> Provided material
'''
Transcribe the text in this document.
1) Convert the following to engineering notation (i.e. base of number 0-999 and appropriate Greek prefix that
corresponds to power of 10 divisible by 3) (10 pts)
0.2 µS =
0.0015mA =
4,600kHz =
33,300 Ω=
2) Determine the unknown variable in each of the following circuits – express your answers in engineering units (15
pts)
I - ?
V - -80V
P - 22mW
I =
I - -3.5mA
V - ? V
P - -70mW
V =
'''
> What you will do
Repeat the data verbatim.

> Response
Transcribe the text in this document.
1) Convert the following to engineering notation (i.e. base of number 0-999 and appropriate Greek prefix that
corresponds to power of 10 divisible by 3) (10 pts)
0.2 µS =
0.0015mA =
4,600kHz =
33,300 Ω=
2) Determine the unknown variable in each of the following circuits – express your answers in engineering units (15
pts)
I - ?
V - -80V
P - 22mW
I =
I - -3.5mA
V - ? V
P - -70mW
V =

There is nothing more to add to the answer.